::: Data excerpts :::
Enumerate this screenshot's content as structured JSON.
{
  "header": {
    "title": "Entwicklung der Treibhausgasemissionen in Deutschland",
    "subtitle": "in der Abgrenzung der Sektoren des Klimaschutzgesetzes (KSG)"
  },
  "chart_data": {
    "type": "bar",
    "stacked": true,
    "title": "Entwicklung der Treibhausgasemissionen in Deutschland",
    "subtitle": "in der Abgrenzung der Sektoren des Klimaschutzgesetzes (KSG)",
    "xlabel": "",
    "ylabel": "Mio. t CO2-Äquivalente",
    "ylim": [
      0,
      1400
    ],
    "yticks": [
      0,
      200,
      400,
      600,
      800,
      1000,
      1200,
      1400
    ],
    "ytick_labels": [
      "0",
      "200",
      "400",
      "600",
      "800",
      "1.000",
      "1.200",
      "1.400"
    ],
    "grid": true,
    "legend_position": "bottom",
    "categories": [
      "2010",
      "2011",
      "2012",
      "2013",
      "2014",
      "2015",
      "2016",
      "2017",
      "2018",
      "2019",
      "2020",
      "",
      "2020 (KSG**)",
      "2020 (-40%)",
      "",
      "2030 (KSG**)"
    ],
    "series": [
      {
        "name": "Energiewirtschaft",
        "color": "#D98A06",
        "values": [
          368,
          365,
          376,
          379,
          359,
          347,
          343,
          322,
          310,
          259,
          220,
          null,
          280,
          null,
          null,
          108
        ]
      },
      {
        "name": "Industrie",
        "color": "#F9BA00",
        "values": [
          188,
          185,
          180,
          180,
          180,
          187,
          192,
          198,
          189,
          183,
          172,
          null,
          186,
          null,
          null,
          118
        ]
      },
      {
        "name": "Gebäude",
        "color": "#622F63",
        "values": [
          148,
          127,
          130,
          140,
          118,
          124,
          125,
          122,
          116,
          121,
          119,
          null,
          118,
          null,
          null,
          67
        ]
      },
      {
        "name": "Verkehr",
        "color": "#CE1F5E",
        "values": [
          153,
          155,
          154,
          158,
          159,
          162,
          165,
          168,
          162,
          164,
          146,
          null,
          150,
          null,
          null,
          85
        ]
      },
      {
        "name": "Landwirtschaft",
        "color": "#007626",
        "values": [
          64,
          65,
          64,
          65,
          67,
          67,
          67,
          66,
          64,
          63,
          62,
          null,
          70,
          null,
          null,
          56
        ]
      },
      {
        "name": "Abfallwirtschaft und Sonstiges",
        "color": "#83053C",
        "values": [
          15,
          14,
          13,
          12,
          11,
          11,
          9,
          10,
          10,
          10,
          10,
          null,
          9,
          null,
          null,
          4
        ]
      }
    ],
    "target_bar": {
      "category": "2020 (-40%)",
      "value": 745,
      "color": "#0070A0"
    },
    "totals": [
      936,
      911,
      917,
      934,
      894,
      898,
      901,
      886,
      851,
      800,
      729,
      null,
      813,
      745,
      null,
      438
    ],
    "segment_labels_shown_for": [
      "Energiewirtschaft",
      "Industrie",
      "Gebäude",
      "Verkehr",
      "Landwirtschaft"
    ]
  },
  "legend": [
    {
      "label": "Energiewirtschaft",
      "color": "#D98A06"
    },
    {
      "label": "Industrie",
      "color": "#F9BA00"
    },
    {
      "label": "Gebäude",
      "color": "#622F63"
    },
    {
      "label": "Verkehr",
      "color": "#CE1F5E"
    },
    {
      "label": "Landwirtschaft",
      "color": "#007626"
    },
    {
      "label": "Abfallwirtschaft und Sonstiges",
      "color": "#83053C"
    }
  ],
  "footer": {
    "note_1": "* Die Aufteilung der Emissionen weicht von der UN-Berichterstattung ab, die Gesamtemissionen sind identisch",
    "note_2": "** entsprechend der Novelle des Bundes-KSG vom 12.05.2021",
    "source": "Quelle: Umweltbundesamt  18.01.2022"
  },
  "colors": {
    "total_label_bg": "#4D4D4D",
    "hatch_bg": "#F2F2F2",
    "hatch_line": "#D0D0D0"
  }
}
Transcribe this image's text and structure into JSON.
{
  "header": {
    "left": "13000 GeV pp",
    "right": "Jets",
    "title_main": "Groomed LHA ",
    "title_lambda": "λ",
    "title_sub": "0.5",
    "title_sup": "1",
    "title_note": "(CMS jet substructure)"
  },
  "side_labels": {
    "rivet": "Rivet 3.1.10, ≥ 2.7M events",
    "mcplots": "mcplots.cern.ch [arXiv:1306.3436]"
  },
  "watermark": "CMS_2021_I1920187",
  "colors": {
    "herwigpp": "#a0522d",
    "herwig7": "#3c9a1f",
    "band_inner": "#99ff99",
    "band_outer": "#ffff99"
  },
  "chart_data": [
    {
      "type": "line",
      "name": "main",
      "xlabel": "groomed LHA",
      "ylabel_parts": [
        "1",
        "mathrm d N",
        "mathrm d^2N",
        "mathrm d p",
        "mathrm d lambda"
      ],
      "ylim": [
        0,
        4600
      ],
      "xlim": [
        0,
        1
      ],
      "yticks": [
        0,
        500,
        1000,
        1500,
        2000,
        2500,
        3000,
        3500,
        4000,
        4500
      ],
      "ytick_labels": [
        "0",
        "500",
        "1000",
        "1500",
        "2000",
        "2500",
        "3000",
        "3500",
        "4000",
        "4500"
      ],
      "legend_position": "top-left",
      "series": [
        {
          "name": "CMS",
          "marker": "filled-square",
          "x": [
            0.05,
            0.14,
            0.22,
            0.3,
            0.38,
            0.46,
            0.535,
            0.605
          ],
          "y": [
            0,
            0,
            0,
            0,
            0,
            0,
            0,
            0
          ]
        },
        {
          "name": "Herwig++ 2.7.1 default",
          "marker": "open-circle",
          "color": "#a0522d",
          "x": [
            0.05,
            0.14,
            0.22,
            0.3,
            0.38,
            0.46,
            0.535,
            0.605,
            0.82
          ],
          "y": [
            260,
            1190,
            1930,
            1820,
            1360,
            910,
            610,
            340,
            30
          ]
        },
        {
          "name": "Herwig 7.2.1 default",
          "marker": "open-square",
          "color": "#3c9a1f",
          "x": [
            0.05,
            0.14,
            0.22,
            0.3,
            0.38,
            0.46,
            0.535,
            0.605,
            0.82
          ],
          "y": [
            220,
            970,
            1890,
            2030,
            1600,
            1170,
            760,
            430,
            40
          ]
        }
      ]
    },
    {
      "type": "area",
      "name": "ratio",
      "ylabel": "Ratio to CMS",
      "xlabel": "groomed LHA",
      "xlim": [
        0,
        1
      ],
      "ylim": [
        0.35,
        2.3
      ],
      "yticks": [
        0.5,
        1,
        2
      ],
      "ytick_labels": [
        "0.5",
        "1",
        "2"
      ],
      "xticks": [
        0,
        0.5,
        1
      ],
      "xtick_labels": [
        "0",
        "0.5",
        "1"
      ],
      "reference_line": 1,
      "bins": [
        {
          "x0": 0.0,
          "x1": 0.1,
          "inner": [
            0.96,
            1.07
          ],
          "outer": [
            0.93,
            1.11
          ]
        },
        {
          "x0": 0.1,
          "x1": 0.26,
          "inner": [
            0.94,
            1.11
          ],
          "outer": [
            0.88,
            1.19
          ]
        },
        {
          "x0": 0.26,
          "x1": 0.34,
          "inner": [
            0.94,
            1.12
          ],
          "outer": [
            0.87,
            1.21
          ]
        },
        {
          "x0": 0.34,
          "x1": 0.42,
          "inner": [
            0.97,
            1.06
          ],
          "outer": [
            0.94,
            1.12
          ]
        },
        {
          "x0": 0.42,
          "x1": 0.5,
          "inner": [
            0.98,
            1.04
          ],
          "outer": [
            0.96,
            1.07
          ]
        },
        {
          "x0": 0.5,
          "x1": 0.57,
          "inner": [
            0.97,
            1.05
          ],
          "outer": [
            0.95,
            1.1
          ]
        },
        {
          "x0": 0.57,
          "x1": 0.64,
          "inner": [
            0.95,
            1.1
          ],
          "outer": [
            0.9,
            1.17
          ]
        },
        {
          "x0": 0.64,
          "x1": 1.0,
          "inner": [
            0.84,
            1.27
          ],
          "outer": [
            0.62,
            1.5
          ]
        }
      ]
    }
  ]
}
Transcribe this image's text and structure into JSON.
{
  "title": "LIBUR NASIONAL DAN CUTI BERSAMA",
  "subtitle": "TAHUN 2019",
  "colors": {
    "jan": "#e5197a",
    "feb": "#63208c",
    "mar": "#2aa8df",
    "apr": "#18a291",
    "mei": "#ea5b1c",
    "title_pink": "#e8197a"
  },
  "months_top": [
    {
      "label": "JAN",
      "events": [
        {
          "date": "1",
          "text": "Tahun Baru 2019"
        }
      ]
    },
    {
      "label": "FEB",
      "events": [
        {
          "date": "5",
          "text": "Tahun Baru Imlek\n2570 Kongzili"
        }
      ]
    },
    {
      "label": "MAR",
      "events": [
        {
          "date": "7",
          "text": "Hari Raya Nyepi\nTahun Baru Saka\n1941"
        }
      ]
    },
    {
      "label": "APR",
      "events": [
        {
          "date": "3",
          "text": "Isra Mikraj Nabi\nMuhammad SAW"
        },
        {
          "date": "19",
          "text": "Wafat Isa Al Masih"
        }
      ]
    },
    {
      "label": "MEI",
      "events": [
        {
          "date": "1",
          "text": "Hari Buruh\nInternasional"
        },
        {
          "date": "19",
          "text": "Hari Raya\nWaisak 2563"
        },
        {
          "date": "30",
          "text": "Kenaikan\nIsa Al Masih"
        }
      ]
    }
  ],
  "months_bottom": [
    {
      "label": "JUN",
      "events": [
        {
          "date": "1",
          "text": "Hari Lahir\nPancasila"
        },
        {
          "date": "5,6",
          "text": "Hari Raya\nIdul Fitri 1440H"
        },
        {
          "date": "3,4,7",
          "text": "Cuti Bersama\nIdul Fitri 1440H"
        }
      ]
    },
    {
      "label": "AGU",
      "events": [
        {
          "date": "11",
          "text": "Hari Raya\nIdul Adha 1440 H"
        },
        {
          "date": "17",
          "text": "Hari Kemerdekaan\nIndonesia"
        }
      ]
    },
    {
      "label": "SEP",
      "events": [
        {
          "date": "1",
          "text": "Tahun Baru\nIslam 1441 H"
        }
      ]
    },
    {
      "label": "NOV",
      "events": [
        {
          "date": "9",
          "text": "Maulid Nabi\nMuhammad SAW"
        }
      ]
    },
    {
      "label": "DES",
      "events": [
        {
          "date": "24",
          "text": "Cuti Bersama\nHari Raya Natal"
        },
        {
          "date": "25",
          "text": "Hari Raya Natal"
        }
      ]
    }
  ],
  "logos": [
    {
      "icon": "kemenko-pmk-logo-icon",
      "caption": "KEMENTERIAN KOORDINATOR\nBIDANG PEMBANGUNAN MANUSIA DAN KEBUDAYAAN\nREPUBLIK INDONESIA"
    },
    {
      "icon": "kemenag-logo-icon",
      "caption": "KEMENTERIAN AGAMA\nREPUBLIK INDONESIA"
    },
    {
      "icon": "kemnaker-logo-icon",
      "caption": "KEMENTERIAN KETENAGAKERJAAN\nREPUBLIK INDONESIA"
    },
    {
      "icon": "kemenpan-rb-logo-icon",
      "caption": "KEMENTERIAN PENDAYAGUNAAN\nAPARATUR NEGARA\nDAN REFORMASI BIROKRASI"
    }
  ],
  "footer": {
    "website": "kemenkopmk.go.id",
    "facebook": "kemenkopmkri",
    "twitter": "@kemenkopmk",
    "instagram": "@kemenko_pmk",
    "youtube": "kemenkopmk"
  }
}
:::
## Short task
Check each line of these records for the string "Gebäude" and state only how many lines have it.

## Exercise result
3